#### Direction:
Leave the pictures out and reproduce, exactly, the lines from the one with "Decode this image" through the end of the entries below.

#### Exercise input:

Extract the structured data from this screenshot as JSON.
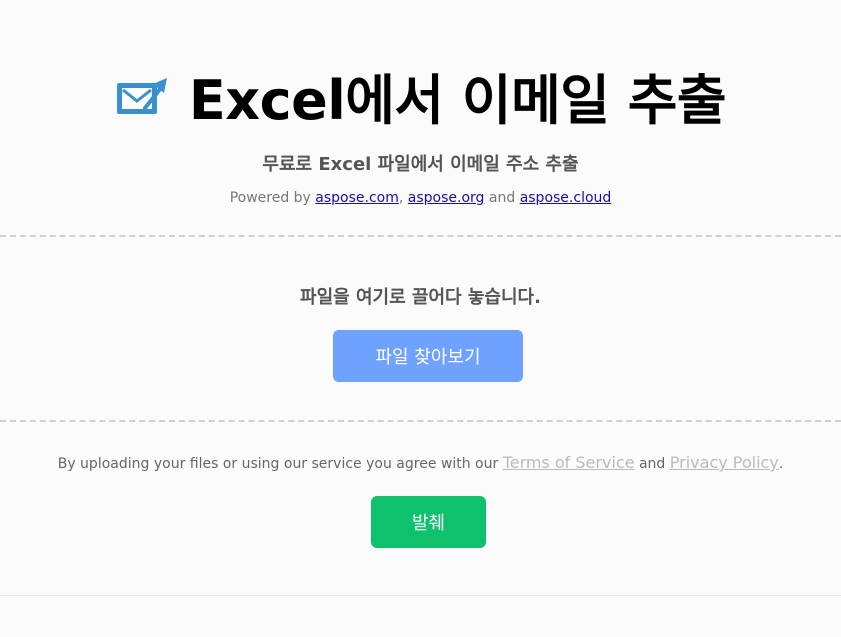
{
  "header": {
    "title": "Excel에서 이메일 추출",
    "subtitle": "무료로 Excel 파일에서 이메일 주소 추출",
    "powered_prefix": "Powered by ",
    "links": [
      "aspose.com",
      "aspose.org",
      "aspose.cloud"
    ],
    "sep_comma": ", ",
    "sep_and": " and ",
    "logo_icon": "mail-upload-icon"
  },
  "upload": {
    "drop_text": "파일을 여기로 끌어다 놓습니다.",
    "browse_label": "파일 찾아보기"
  },
  "terms": {
    "prefix": "By uploading your files or using our service you agree with our ",
    "terms_link": "Terms of Service",
    "and": " and ",
    "privacy_link": "Privacy Policy",
    "suffix": "."
  },
  "actions": {
    "extract_label": "발췌"
  },
  "colors": {
    "browse_button": "#6fa1ff",
    "extract_button": "#0ec16c",
    "logo_blue": "#3a8fd0"
  }
}
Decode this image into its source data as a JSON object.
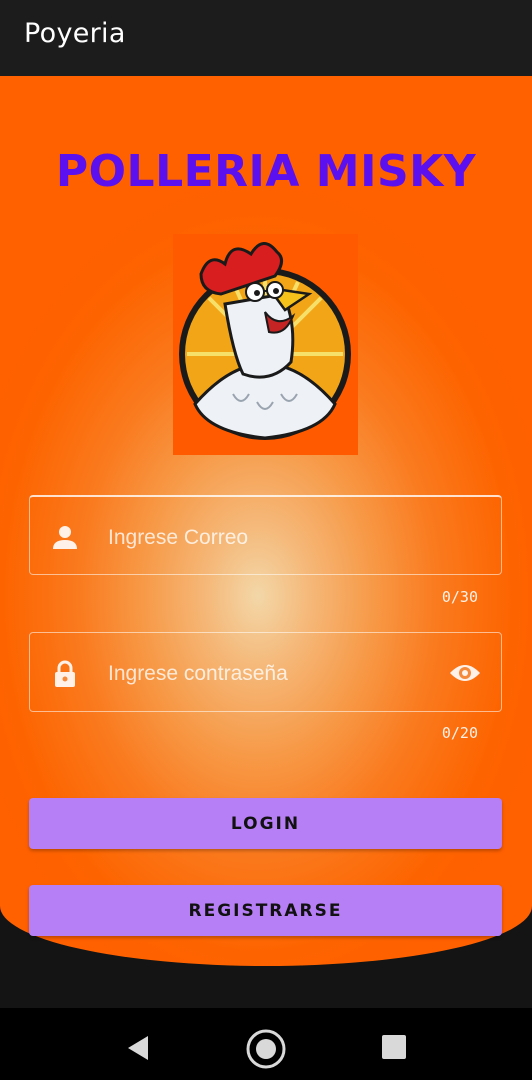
{
  "app_bar": {
    "title": "Poyeria"
  },
  "brand": {
    "title": "POLLERIA MISKY",
    "color": "#5b10f0"
  },
  "logo": {
    "icon": "rooster-mascot-icon"
  },
  "email_field": {
    "placeholder": "Ingrese Correo",
    "value": "",
    "counter": "0/30",
    "icon": "person-icon"
  },
  "password_field": {
    "placeholder": "Ingrese contraseña",
    "value": "",
    "counter": "0/20",
    "icon": "lock-icon",
    "toggle_icon": "eye-icon"
  },
  "buttons": {
    "login_label": "LOGIN",
    "register_label": "REGISTRARSE",
    "color": "#b77ff5"
  },
  "navigation": {
    "back_icon": "back-triangle-icon",
    "home_icon": "home-circle-icon",
    "recents_icon": "recents-square-icon"
  },
  "colors": {
    "accent_orange": "#ff6000",
    "app_bar": "#1c1c1c"
  }
}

#### Result of this task:
Decode this image into its source data as a JSON object.
{
  "app_bar": {
    "title": "Poyeria"
  },
  "brand": {
    "title": "POLLERIA MISKY",
    "color": "#5b10f0"
  },
  "logo": {
    "icon": "rooster-mascot-icon"
  },
  "email_field": {
    "placeholder": "Ingrese Correo",
    "value": "",
    "counter": "0/30",
    "icon": "person-icon"
  },
  "password_field": {
    "placeholder": "Ingrese contraseña",
    "value": "",
    "counter": "0/20",
    "icon": "lock-icon",
    "toggle_icon": "eye-icon"
  },
  "buttons": {
    "login_label": "LOGIN",
    "register_label": "REGISTRARSE",
    "color": "#b77ff5"
  },
  "navigation": {
    "back_icon": "back-triangle-icon",
    "home_icon": "home-circle-icon",
    "recents_icon": "recents-square-icon"
  },
  "colors": {
    "accent_orange": "#ff6000",
    "app_bar": "#1c1c1c"
  }
}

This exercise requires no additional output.